Excerpted passage
* * *
Falling platinum group metal prices have weighed on the company’s recent performance, contributing to the share price slump. In FY23, underlying operating profit fell 21% to £465m and underlying earnings per share declined 16% to 178.6p.
In particular, the company’s largest division — Clean Air — which sells catalytic converters, is struggling. It experienced the largest fall in operating profit of all the firm’s units, with a 28% decline to £230m. Cost inflation and lower volumes were cited as key factors behind the poor performance.
Overall, if platinum prices remain subdued, there’s a significant risk the share price could fall further.
A platinum price recovery?
One key headwind for platinum group metals has been slow economic growth in China. However, there are a number of factors that point to a potential resurgence. This could be good news for Johnson Matthey’s margins.
South Africa is the world’s largest platinum supplier. Electricity shortages in the country are contributing to constrained production.
In addition, the World Platinum Investment Council expects there will be a 12% increase in demand for the metal from the automotive sector in 2023. Investment demand is growing too.
A combination of constricted supply and rising demand could lead to a price recovery.
Hydrogen
Beyond this, perhaps the most exciting growth area for the business is its hydrogen technologies division. Johnson Matthey aims to cement its position as a leading supplier for innovative firms in this space. This won’t happen overnight. The group anticipates the unit won’t turn a profit until 2026.
Nonetheless, the company’s recent deals to increase green hydrogen production in Norway and China show promise. If Johnson Matthey can successfully reduce its reliance on the car industry by tapping into the hydrogen economy, I think the business could have a stronger, better diversified future.
Should I buy?
There are notable risks facing the shares and a recovery could take a while to materialise. However, I like the company’s long-term strategy, which is characterised by credible ambitions to tap into future growth sectors.
The share price slump looks like it could be a buying opportunity for me. If I had spare cash, I’d buy today.
* * *
Listing

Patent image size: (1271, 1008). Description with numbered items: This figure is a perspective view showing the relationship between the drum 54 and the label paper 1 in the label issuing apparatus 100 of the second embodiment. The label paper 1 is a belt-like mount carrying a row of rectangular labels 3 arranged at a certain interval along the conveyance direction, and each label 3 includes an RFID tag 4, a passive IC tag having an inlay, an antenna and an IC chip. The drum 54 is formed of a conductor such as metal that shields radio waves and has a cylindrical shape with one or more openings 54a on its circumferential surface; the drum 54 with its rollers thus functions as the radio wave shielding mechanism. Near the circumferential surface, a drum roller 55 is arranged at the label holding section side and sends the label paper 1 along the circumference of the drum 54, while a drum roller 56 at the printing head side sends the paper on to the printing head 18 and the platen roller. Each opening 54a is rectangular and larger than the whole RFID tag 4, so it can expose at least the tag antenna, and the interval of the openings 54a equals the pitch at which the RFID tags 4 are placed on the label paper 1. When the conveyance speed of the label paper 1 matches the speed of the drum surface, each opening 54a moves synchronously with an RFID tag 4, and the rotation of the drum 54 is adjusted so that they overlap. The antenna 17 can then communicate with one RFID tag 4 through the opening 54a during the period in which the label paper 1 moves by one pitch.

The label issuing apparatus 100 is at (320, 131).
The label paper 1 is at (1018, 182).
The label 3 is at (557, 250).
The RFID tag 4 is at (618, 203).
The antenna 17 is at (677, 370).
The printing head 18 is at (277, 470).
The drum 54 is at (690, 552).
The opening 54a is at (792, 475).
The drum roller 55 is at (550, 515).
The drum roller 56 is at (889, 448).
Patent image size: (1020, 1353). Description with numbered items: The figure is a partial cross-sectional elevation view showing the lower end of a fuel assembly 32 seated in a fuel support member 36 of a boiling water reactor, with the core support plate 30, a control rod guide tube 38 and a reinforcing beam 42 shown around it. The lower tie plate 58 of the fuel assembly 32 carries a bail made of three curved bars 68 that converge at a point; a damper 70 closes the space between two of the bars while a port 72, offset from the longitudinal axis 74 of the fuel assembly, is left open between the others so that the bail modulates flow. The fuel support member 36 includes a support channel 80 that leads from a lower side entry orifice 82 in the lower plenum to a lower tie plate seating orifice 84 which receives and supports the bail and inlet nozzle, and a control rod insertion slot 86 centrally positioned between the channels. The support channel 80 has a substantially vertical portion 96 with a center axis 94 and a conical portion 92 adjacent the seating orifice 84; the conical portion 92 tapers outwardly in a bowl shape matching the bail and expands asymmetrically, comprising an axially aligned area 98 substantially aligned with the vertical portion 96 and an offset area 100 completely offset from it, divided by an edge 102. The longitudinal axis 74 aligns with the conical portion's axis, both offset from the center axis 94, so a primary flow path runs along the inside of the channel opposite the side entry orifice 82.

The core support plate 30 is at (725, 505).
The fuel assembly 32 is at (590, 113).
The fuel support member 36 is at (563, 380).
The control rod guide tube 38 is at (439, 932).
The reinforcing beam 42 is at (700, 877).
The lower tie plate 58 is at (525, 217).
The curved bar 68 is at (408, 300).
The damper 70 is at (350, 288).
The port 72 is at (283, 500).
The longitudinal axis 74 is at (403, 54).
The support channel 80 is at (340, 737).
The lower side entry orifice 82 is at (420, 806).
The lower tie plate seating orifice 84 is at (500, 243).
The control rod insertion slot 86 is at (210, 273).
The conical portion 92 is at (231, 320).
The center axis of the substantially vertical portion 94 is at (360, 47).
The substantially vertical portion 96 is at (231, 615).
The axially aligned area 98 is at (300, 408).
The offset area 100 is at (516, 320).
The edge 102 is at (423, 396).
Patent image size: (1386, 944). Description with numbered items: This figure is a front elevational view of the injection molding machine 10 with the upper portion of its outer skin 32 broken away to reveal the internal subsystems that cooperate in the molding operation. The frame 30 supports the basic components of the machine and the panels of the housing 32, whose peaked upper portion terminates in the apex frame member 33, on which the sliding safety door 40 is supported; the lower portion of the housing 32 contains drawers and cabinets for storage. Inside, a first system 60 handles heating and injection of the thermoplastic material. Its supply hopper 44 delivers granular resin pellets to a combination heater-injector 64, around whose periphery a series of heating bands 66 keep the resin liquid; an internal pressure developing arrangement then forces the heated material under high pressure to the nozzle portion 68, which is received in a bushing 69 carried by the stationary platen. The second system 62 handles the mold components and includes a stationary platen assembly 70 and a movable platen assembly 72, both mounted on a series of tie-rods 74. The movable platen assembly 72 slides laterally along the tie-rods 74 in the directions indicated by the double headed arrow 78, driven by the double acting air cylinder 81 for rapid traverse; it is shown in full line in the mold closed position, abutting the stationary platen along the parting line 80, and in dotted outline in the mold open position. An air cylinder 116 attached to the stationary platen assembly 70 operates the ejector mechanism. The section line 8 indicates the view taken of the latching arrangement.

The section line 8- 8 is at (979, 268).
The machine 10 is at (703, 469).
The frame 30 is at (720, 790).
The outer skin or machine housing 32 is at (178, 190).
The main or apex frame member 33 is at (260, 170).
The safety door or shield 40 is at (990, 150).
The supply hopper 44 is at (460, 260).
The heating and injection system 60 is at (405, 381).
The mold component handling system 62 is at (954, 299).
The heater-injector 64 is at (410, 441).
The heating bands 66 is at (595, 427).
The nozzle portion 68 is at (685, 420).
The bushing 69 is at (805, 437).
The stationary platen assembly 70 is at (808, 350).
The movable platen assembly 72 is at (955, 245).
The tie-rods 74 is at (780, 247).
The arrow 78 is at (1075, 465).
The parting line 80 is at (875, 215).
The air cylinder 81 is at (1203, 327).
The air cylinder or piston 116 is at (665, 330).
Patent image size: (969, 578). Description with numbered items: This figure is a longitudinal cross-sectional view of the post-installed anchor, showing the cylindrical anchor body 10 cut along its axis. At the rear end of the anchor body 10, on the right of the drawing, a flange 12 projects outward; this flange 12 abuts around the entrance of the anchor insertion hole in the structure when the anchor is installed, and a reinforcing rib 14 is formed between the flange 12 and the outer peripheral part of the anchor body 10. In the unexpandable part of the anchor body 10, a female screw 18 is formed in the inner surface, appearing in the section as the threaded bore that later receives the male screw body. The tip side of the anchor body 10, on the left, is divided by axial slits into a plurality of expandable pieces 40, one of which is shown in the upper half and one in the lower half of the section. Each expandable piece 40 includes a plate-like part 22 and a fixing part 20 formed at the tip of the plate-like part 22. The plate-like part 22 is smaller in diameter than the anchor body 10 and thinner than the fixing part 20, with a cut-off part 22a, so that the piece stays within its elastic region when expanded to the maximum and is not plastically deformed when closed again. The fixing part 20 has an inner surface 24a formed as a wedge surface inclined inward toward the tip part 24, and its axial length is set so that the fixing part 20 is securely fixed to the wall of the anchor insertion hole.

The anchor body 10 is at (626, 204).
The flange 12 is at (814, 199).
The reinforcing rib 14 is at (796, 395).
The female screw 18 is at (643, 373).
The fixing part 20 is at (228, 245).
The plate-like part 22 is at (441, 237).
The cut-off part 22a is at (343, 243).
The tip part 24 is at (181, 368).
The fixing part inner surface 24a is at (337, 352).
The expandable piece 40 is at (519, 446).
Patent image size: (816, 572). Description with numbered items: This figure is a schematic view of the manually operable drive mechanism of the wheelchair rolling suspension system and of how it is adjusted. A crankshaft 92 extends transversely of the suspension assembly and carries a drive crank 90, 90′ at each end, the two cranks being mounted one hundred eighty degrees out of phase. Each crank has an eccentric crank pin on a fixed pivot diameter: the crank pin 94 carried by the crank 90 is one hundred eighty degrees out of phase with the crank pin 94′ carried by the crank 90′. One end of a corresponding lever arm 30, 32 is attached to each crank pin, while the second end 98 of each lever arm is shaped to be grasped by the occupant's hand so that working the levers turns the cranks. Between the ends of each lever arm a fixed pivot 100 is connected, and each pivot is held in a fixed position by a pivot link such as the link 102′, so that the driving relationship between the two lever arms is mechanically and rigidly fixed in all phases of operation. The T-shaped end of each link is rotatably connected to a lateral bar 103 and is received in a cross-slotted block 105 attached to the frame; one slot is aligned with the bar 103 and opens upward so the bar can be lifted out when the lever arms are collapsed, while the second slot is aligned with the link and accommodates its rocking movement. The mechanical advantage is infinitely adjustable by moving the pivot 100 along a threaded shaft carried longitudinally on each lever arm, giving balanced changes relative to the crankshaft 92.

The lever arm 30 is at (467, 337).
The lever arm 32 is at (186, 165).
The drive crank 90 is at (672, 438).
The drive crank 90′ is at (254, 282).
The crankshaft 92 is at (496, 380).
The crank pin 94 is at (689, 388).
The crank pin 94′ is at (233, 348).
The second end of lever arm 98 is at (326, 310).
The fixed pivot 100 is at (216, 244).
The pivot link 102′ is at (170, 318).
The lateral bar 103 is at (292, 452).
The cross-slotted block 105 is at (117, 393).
* * *
Directions
Please write out the Johnson Matthey passage again, starting with "A combination of" and going on through "profit until 2026.", and change "constricted supply" to "tight supply".

Full answer
A combination of tight supply and rising demand could lead to a price recovery.
Hydrogen
Beyond this, perhaps the most exciting growth area for the business is its hydrogen technologies division. Johnson Matthey aims to cement its position as a leading supplier for innovative firms in this space. This won’t happen overnight. The group anticipates the unit won’t turn a profit until 2026.